[Collected data entries]
* * *

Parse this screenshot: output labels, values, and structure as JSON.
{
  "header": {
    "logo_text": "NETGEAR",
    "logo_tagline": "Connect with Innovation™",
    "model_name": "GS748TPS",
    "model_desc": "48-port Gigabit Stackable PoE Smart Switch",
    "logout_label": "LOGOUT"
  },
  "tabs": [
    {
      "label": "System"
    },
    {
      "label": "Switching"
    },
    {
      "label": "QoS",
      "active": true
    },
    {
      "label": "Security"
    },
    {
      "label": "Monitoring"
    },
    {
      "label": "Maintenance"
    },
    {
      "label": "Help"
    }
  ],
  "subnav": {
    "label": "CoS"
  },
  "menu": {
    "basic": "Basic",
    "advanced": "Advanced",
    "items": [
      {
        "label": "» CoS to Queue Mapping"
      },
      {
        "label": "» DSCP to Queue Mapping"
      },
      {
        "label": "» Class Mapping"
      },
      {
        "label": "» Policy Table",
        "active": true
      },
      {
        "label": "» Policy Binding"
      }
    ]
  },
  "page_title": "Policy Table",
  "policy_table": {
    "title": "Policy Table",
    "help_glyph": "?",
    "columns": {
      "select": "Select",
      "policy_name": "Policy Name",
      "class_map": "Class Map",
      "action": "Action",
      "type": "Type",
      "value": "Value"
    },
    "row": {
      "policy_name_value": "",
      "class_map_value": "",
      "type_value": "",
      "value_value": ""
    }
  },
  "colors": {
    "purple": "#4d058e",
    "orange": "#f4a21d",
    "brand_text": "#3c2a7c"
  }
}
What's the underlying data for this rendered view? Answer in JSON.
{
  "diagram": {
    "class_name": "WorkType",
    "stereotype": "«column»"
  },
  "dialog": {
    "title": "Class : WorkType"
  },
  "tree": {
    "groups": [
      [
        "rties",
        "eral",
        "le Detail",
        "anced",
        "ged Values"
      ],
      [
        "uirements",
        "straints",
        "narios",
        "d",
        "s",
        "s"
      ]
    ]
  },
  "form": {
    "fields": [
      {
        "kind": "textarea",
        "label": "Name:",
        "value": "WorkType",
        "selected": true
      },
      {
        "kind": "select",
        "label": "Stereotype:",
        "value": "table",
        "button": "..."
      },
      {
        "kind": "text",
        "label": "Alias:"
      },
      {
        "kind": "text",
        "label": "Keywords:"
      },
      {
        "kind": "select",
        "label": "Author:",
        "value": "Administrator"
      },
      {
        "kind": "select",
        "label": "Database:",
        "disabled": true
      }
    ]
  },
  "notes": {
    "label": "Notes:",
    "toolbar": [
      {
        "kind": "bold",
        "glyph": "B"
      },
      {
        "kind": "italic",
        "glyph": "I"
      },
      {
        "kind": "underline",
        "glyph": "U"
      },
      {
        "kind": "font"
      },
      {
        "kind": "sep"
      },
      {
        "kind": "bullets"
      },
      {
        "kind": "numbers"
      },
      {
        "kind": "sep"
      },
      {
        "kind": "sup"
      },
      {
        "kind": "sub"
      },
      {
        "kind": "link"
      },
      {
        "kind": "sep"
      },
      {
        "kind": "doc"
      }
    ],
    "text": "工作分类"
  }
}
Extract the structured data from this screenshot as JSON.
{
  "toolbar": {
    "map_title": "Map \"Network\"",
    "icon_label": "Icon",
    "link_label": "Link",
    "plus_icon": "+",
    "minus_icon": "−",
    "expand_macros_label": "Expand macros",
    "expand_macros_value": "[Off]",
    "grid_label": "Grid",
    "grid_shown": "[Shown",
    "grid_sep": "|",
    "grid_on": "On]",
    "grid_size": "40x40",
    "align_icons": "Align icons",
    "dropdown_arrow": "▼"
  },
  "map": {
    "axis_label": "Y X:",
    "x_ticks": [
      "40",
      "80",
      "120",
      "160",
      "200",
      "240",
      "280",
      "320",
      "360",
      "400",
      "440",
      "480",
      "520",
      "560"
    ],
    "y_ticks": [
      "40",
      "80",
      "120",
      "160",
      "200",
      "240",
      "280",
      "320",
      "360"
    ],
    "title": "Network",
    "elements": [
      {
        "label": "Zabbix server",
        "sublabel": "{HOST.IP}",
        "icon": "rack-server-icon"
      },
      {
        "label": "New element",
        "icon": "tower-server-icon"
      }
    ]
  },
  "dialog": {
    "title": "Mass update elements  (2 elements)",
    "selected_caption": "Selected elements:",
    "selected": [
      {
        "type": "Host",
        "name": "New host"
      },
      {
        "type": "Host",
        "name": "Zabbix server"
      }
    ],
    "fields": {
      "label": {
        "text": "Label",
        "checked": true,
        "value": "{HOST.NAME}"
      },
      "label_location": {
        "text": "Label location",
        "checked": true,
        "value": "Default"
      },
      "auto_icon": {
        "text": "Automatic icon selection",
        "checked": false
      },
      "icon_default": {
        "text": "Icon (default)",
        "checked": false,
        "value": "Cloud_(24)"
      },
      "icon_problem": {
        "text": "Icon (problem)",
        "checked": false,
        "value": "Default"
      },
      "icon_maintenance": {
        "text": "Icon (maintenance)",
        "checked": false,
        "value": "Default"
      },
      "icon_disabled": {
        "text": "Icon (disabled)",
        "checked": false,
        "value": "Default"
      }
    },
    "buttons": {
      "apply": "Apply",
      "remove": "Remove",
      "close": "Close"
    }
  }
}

* * *

**Set exercise**
Please repeat the listing above in full and exactly.

**Written solution**
Parse this screenshot: output labels, values, and structure as JSON.
{
  "header": {
    "logo_text": "NETGEAR",
    "logo_tagline": "Connect with Innovation™",
    "model_name": "GS748TPS",
    "model_desc": "48-port Gigabit Stackable PoE Smart Switch",
    "logout_label": "LOGOUT"
  },
  "tabs": [
    {
      "label": "System"
    },
    {
      "label": "Switching"
    },
    {
      "label": "QoS",
      "active": true
    },
    {
      "label": "Security"
    },
    {
      "label": "Monitoring"
    },
    {
      "label": "Maintenance"
    },
    {
      "label": "Help"
    }
  ],
  "subnav": {
    "label": "CoS"
  },
  "menu": {
    "basic": "Basic",
    "advanced": "Advanced",
    "items": [
      {
        "label": "» CoS to Queue Mapping"
      },
      {
        "label": "» DSCP to Queue Mapping"
      },
      {
        "label": "» Class Mapping"
      },
      {
        "label": "» Policy Table",
        "active": true
      },
      {
        "label": "» Policy Binding"
      }
    ]
  },
  "page_title": "Policy Table",
  "policy_table": {
    "title": "Policy Table",
    "help_glyph": "?",
    "columns": {
      "select": "Select",
      "policy_name": "Policy Name",
      "class_map": "Class Map",
      "action": "Action",
      "type": "Type",
      "value": "Value"
    },
    "row": {
      "policy_name_value": "",
      "class_map_value": "",
      "type_value": "",
      "value_value": ""
    }
  },
  "colors": {
    "purple": "#4d058e",
    "orange": "#f4a21d",
    "brand_text": "#3c2a7c"
  }
}
What's the underlying data for this rendered view? Answer in JSON.
{
  "diagram": {
    "class_name": "WorkType",
    "stereotype": "«column»"
  },
  "dialog": {
    "title": "Class : WorkType"
  },
  "tree": {
    "groups": [
      [
        "rties",
        "eral",
        "le Detail",
        "anced",
        "ged Values"
      ],
      [
        "uirements",
        "straints",
        "narios",
        "d",
        "s",
        "s"
      ]
    ]
  },
  "form": {
    "fields": [
      {
        "kind": "textarea",
        "label": "Name:",
        "value": "WorkType",
        "selected": true
      },
      {
        "kind": "select",
        "label": "Stereotype:",
        "value": "table",
        "button": "..."
      },
      {
        "kind": "text",
        "label": "Alias:"
      },
      {
        "kind": "text",
        "label": "Keywords:"
      },
      {
        "kind": "select",
        "label": "Author:",
        "value": "Administrator"
      },
      {
        "kind": "select",
        "label": "Database:",
        "disabled": true
      }
    ]
  },
  "notes": {
    "label": "Notes:",
    "toolbar": [
      {
        "kind": "bold",
        "glyph": "B"
      },
      {
        "kind": "italic",
        "glyph": "I"
      },
      {
        "kind": "underline",
        "glyph": "U"
      },
      {
        "kind": "font"
      },
      {
        "kind": "sep"
      },
      {
        "kind": "bullets"
      },
      {
        "kind": "numbers"
      },
      {
        "kind": "sep"
      },
      {
        "kind": "sup"
      },
      {
        "kind": "sub"
      },
      {
        "kind": "link"
      },
      {
        "kind": "sep"
      },
      {
        "kind": "doc"
      }
    ],
    "text": "工作分类"
  }
}
Extract the structured data from this screenshot as JSON.
{
  "toolbar": {
    "map_title": "Map \"Network\"",
    "icon_label": "Icon",
    "link_label": "Link",
    "plus_icon": "+",
    "minus_icon": "−",
    "expand_macros_label": "Expand macros",
    "expand_macros_value": "[Off]",
    "grid_label": "Grid",
    "grid_shown": "[Shown",
    "grid_sep": "|",
    "grid_on": "On]",
    "grid_size": "40x40",
    "align_icons": "Align icons",
    "dropdown_arrow": "▼"
  },
  "map": {
    "axis_label": "Y X:",
    "x_ticks": [
      "40",
      "80",
      "120",
      "160",
      "200",
      "240",
      "280",
      "320",
      "360",
      "400",
      "440",
      "480",
      "520",
      "560"
    ],
    "y_ticks": [
      "40",
      "80",
      "120",
      "160",
      "200",
      "240",
      "280",
      "320",
      "360"
    ],
    "title": "Network",
    "elements": [
      {
        "label": "Zabbix server",
        "sublabel": "{HOST.IP}",
        "icon": "rack-server-icon"
      },
      {
        "label": "New element",
        "icon": "tower-server-icon"
      }
    ]
  },
  "dialog": {
    "title": "Mass update elements  (2 elements)",
    "selected_caption": "Selected elements:",
    "selected": [
      {
        "type": "Host",
        "name": "New host"
      },
      {
        "type": "Host",
        "name": "Zabbix server"
      }
    ],
    "fields": {
      "label": {
        "text": "Label",
        "checked": true,
        "value": "{HOST.NAME}"
      },
      "label_location": {
        "text": "Label location",
        "checked": true,
        "value": "Default"
      },
      "auto_icon": {
        "text": "Automatic icon selection",
        "checked": false
      },
      "icon_default": {
        "text": "Icon (default)",
        "checked": false,
        "value": "Cloud_(24)"
      },
      "icon_problem": {
        "text": "Icon (problem)",
        "checked": false,
        "value": "Default"
      },
      "icon_maintenance": {
        "text": "Icon (maintenance)",
        "checked": false,
        "value": "Default"
      },
      "icon_disabled": {
        "text": "Icon (disabled)",
        "checked": false,
        "value": "Default"
      }
    },
    "buttons": {
      "apply": "Apply",
      "remove": "Remove",
      "close": "Close"
    }
  }
}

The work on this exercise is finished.